» **Text segment**:
>>
For bladder cancer, curative intent therapies, including radical surgery, systemic chemotherapy, and radiotherapy, are often associated with morbidity, permanent life-altering treatment effects, and even death. As bladder cancer is typically diagnosed later in life, older, frail patients are especially vulnerable and susceptible to these treatment risks.
Today’s mainstay oral therapies for OAB are hampered by adverse events such as dry mouth, dry eye, constipation, blurred vision, and dizziness. Unfortunately, any modest improvement in efficacy is tied to an increase in side effects. This results in poor treatment compliance and low satisfaction with therapy, especially in patients with more substantial symptom burden. A majority of patients quit oral therapies within one year due to treatment dissatisfaction.
These agents also have been tied to an increased risk of permanent cognitive decline and dementia, which is especially concerning for a condition that becomes more prevalent with advancing age. One agent of a new class appears to have more manageable side effects, but unfortunately its efficacy is not terribly compelling.
More involved therapies include surgical implant of a neurostimulation device into the lower back, or multiple injections of botulinum toxin into the bladder wall via an endoscopic procedure. These approaches demonstrate improved efficacy, but are clearly more invasive and incur limiting adverse events as well. A substantial need exists for therapies with better efficacy, reduced adverse events, and improved patient convenience and compliance.
<<
» **Record set**:
>>
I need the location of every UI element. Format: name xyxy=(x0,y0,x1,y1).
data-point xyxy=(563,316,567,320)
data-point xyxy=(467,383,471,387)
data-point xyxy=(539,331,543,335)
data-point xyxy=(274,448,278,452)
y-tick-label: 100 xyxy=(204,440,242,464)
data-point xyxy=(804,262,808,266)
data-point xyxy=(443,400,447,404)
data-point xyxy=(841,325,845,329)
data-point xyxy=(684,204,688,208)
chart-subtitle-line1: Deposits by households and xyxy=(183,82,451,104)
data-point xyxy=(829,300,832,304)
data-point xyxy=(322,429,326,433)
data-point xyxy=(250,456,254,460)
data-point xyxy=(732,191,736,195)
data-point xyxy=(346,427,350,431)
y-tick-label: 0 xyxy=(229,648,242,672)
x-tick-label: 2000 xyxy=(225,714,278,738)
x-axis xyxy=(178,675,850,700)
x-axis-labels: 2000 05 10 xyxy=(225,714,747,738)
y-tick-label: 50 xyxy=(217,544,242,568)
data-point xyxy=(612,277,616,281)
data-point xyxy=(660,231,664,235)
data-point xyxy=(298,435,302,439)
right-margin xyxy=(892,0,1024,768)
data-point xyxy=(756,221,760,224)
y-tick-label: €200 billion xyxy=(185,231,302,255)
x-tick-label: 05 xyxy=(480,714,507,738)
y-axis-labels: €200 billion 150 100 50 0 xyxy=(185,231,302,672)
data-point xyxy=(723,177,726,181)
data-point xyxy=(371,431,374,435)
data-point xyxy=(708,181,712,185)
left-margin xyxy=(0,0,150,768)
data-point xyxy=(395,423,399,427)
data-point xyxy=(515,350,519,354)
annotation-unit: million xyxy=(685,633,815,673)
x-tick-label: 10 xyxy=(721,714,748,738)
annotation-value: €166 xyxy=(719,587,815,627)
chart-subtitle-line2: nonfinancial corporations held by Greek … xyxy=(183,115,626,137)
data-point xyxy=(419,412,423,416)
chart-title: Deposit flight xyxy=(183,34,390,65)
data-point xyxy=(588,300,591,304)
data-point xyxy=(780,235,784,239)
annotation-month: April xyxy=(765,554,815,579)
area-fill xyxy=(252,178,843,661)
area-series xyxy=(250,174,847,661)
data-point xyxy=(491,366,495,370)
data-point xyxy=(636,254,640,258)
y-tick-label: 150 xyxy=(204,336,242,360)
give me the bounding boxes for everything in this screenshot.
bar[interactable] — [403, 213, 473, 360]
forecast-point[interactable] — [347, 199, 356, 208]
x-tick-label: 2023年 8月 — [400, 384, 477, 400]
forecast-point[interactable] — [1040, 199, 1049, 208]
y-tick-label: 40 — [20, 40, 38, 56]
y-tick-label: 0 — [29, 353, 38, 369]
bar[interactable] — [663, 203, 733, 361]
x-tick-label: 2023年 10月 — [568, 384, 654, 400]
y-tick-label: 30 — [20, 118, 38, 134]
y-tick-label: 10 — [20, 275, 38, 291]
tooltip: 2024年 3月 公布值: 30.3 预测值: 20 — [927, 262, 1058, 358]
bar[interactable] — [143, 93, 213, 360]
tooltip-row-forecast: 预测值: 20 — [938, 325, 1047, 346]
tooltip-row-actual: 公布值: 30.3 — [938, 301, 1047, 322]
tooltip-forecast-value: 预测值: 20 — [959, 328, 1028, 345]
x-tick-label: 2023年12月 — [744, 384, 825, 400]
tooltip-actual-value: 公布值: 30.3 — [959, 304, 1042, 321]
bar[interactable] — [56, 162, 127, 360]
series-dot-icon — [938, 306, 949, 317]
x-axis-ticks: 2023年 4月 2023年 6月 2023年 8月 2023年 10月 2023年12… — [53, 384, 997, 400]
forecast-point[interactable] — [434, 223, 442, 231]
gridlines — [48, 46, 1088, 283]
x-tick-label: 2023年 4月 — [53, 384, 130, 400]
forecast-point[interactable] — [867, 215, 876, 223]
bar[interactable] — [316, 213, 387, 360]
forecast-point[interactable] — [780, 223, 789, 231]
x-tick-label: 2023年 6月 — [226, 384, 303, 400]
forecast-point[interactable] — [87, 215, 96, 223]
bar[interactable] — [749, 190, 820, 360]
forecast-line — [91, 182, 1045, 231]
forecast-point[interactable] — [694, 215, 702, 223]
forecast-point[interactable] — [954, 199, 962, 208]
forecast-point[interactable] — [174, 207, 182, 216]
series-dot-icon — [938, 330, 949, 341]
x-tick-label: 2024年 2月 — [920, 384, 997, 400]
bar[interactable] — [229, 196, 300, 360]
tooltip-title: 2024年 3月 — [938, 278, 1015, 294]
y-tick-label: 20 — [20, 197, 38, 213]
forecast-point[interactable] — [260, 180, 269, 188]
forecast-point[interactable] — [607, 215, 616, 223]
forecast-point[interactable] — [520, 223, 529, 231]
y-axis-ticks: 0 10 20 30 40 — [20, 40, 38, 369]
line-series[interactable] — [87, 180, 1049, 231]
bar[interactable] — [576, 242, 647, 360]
<<
» **Tasks to perform**:
(a) Please list the adverse events that the text on bladder cancer and OAB therapies attributes to today's mainstay oral therapies for OAB.
(b) Extend the text on bladder cancer and OAB therapies onward from its final sentence.

» **Answers by item**:
(a) Dry mouth, dry eye, constipation, blurred vision, dizziness

(b)
CC: Historically, the bladder has been considered merely a storage organ with a basic fill/empty function. The bladder is in fact an intelligent organ with a surprisingly rich immune environment. We at TARIS have made terrific progress unlocking previously unrecognized epithelial biology within the bladder. We have also sought to optimize access to bladder disease targets with little to no systemic drug exposure. There may even be an opportunity in the future to utilize the bladder as an access point to the body’s broader immune system. Much work remains, but early glimpses at this potential are compelling.
At TARIS, we also excel in the ability to unlock novel and previously unknown drug properties that work with the bladder’s unique design and function. Our approach to local and continuous bladder treatment is simple to administer, well-tolerated, and ensures compliance to therapy. These treatments have the potential to revolutionize the management of benign and malignant genitourinary diseases.
CC: Both TAR-200 for the treatment of muscle-invasive bladder cancer and TAR-302 for OAB are heading into later stage development. We look forward to further exploring these drugs through robust clinical trials. If these products are ultimately approved by FDA, TARIS would look to build a specialty commercial organization to market to the concentrated prescriber base of urologists. The field is rapidly moving to large group practice structures, where co-located urologists cover multiple sub-specialties, including cancer and OAB. This model enables smaller, nimble companies like TARIS to work with physicians in a more direct and collaborative manner.
CC: It’s not a secret that the American healthcare system is very expensive. Everyone has a role to play in managing those costs. TARIS takes this commitment very seriously. Our best approach to address this issue is by focusing on the value we can deliver to patients: We target patients with serious and life-limiting diseases and develop therapies that aim to make drastic improvements in those patients’ lives. These improvements generally reduce overall costs of disease, by avoiding things like early mortality, repeat hospitalizations, lost work and caregiver time, and reduced quality of life.
If we’re doing our job well and advancing therapies that address these needs, we expect to be able to deliver benefit to patients at a price that patients, insurers, and the company can all feel good about.